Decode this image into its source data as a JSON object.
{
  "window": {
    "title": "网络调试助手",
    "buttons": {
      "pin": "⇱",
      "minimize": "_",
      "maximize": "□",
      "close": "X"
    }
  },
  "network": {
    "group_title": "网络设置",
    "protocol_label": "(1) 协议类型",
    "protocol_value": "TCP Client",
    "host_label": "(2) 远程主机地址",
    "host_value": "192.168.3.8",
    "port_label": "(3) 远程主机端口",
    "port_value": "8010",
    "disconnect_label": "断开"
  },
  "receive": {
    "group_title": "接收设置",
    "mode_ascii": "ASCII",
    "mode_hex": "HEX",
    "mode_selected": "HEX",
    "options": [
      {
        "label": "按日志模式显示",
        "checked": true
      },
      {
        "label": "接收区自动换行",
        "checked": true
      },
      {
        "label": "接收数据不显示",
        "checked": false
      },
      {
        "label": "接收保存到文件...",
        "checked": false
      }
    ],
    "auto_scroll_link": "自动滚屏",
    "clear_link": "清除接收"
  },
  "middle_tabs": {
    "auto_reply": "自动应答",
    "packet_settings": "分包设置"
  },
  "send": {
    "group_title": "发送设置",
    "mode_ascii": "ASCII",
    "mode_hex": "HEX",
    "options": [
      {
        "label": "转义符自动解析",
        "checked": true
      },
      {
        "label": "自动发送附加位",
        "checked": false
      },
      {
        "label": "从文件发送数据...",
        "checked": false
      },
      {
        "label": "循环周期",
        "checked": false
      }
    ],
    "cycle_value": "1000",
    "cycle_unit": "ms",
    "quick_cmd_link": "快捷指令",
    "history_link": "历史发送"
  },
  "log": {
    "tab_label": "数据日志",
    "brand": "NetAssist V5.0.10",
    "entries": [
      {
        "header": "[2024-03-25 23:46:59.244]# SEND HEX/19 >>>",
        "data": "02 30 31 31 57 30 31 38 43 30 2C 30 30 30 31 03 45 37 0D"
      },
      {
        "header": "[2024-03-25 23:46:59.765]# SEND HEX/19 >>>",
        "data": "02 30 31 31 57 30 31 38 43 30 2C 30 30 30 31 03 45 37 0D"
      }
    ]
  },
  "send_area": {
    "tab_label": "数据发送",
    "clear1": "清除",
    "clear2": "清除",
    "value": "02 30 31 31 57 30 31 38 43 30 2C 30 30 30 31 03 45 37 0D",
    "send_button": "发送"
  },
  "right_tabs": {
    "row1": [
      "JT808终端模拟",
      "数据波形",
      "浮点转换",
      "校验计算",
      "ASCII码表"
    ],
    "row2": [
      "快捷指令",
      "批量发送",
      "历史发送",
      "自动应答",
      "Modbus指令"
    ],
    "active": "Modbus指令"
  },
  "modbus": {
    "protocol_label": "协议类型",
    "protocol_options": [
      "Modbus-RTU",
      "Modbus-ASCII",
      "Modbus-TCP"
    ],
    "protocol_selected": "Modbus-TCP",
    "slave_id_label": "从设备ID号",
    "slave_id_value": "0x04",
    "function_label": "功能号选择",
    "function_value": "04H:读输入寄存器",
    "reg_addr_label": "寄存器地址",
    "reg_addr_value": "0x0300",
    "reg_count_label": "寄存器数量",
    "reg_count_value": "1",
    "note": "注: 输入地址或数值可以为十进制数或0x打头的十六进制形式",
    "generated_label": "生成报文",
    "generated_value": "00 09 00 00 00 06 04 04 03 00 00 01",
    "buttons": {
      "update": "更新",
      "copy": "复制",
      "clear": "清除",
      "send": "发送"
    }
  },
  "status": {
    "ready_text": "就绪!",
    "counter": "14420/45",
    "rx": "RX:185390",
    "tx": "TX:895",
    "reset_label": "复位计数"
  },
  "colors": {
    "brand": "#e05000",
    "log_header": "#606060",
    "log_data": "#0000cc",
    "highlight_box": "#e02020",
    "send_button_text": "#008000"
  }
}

########

Instruction:
Reproduce the full listing above, character for character.

Written reply:
Decode this image into its source data as a JSON object.
{
  "window": {
    "title": "网络调试助手",
    "buttons": {
      "pin": "⇱",
      "minimize": "_",
      "maximize": "□",
      "close": "X"
    }
  },
  "network": {
    "group_title": "网络设置",
    "protocol_label": "(1) 协议类型",
    "protocol_value": "TCP Client",
    "host_label": "(2) 远程主机地址",
    "host_value": "192.168.3.8",
    "port_label": "(3) 远程主机端口",
    "port_value": "8010",
    "disconnect_label": "断开"
  },
  "receive": {
    "group_title": "接收设置",
    "mode_ascii": "ASCII",
    "mode_hex": "HEX",
    "mode_selected": "HEX",
    "options": [
      {
        "label": "按日志模式显示",
        "checked": true
      },
      {
        "label": "接收区自动换行",
        "checked": true
      },
      {
        "label": "接收数据不显示",
        "checked": false
      },
      {
        "label": "接收保存到文件...",
        "checked": false
      }
    ],
    "auto_scroll_link": "自动滚屏",
    "clear_link": "清除接收"
  },
  "middle_tabs": {
    "auto_reply": "自动应答",
    "packet_settings": "分包设置"
  },
  "send": {
    "group_title": "发送设置",
    "mode_ascii": "ASCII",
    "mode_hex": "HEX",
    "options": [
      {
        "label": "转义符自动解析",
        "checked": true
      },
      {
        "label": "自动发送附加位",
        "checked": false
      },
      {
        "label": "从文件发送数据...",
        "checked": false
      },
      {
        "label": "循环周期",
        "checked": false
      }
    ],
    "cycle_value": "1000",
    "cycle_unit": "ms",
    "quick_cmd_link": "快捷指令",
    "history_link": "历史发送"
  },
  "log": {
    "tab_label": "数据日志",
    "brand": "NetAssist V5.0.10",
    "entries": [
      {
        "header": "[2024-03-25 23:46:59.244]# SEND HEX/19 >>>",
        "data": "02 30 31 31 57 30 31 38 43 30 2C 30 30 30 31 03 45 37 0D"
      },
      {
        "header": "[2024-03-25 23:46:59.765]# SEND HEX/19 >>>",
        "data": "02 30 31 31 57 30 31 38 43 30 2C 30 30 30 31 03 45 37 0D"
      }
    ]
  },
  "send_area": {
    "tab_label": "数据发送",
    "clear1": "清除",
    "clear2": "清除",
    "value": "02 30 31 31 57 30 31 38 43 30 2C 30 30 30 31 03 45 37 0D",
    "send_button": "发送"
  },
  "right_tabs": {
    "row1": [
      "JT808终端模拟",
      "数据波形",
      "浮点转换",
      "校验计算",
      "ASCII码表"
    ],
    "row2": [
      "快捷指令",
      "批量发送",
      "历史发送",
      "自动应答",
      "Modbus指令"
    ],
    "active": "Modbus指令"
  },
  "modbus": {
    "protocol_label": "协议类型",
    "protocol_options": [
      "Modbus-RTU",
      "Modbus-ASCII",
      "Modbus-TCP"
    ],
    "protocol_selected": "Modbus-TCP",
    "slave_id_label": "从设备ID号",
    "slave_id_value": "0x04",
    "function_label": "功能号选择",
    "function_value": "04H:读输入寄存器",
    "reg_addr_label": "寄存器地址",
    "reg_addr_value": "0x0300",
    "reg_count_label": "寄存器数量",
    "reg_count_value": "1",
    "note": "注: 输入地址或数值可以为十进制数或0x打头的十六进制形式",
    "generated_label": "生成报文",
    "generated_value": "00 09 00 00 00 06 04 04 03 00 00 01",
    "buttons": {
      "update": "更新",
      "copy": "复制",
      "clear": "清除",
      "send": "发送"
    }
  },
  "status": {
    "ready_text": "就绪!",
    "counter": "14420/45",
    "rx": "RX:185390",
    "tx": "TX:895",
    "reset_label": "复位计数"
  },
  "colors": {
    "brand": "#e05000",
    "log_header": "#606060",
    "log_data": "#0000cc",
    "highlight_box": "#e02020",
    "send_button_text": "#008000"
  }
}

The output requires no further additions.